-- Challenge --
Using the data below, determine the number of lines that include the string "michael". Write only that number.

........

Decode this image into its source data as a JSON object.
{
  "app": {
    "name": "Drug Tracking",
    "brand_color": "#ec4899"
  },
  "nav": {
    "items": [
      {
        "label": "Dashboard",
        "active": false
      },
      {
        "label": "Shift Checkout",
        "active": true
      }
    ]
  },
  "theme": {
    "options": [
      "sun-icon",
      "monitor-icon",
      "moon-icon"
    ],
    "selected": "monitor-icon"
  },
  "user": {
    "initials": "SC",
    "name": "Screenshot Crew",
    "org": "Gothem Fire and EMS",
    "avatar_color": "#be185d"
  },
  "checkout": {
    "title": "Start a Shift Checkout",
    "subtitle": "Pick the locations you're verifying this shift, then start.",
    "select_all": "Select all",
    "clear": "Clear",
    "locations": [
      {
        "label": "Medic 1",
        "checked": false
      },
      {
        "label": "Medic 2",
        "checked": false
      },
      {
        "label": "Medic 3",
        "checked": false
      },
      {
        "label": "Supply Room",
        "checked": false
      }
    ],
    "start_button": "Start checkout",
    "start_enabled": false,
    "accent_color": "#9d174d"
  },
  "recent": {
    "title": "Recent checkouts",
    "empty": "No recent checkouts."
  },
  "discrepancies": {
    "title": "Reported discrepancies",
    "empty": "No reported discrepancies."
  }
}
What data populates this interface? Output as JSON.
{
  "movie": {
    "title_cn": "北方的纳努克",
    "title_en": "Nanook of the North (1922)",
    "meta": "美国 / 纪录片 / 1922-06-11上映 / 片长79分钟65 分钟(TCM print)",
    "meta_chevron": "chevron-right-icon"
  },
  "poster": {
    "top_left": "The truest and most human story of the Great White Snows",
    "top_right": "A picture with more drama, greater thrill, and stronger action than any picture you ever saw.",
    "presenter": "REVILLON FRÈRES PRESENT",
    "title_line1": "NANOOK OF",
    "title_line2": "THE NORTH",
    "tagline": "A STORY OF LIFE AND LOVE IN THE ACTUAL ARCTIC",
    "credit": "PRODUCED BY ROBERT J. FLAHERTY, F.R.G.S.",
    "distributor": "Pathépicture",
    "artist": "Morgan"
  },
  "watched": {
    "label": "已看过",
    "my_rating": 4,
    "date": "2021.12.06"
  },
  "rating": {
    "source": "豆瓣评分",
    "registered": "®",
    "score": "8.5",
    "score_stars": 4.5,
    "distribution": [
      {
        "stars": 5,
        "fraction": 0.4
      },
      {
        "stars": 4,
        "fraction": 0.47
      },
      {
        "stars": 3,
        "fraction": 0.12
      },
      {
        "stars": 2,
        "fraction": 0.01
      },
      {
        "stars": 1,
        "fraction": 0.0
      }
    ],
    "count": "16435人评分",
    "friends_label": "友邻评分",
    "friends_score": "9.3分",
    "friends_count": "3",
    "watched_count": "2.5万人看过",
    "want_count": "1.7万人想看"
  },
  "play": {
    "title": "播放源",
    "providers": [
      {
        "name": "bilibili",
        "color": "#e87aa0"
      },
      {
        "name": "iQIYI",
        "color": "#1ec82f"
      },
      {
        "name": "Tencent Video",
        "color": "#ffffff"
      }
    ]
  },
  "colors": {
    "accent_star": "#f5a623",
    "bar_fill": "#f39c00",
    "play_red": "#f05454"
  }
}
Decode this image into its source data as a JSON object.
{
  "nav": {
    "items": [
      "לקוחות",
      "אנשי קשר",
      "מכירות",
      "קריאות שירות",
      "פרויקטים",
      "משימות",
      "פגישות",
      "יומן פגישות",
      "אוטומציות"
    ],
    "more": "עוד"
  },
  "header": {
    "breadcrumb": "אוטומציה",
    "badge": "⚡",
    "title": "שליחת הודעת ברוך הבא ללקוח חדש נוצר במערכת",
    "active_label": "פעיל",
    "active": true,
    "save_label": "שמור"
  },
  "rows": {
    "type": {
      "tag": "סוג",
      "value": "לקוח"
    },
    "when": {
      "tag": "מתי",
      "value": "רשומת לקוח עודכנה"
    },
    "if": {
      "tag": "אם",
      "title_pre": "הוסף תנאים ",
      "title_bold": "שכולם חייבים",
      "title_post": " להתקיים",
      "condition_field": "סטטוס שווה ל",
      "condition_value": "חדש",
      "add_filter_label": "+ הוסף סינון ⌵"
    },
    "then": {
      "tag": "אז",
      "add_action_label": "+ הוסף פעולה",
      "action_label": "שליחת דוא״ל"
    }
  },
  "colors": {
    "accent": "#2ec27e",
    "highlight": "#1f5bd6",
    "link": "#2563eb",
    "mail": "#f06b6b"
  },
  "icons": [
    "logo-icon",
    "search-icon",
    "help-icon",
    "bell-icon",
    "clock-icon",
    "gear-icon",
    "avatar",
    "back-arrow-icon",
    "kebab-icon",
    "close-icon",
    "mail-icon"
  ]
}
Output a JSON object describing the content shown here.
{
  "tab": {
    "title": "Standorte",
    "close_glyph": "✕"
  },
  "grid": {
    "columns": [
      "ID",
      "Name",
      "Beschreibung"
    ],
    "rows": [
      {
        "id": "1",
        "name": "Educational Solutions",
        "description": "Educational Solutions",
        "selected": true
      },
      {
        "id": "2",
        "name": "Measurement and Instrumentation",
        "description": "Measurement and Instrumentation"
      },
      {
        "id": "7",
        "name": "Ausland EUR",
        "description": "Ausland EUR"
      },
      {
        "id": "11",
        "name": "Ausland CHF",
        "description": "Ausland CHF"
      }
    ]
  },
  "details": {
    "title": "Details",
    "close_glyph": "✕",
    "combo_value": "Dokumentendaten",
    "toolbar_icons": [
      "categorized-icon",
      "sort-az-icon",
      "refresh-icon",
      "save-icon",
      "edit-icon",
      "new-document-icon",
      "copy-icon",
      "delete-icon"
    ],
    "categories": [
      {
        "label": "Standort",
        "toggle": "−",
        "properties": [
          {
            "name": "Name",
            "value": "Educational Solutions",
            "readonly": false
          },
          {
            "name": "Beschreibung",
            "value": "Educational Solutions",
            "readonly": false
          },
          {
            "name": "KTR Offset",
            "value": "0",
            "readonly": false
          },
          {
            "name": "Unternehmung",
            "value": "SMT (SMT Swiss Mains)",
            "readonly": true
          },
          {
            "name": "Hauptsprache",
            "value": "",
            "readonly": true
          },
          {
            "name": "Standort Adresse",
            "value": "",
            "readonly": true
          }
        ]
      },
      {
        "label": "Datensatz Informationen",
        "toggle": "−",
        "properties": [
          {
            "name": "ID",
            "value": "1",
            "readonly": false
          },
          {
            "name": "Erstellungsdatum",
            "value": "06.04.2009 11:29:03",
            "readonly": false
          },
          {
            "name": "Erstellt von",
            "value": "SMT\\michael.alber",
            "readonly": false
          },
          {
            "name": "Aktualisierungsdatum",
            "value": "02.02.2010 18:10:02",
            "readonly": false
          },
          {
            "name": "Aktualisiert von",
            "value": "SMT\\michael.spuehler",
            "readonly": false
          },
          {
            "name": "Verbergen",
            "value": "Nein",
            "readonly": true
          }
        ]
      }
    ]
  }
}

........

-- Exercise output --
2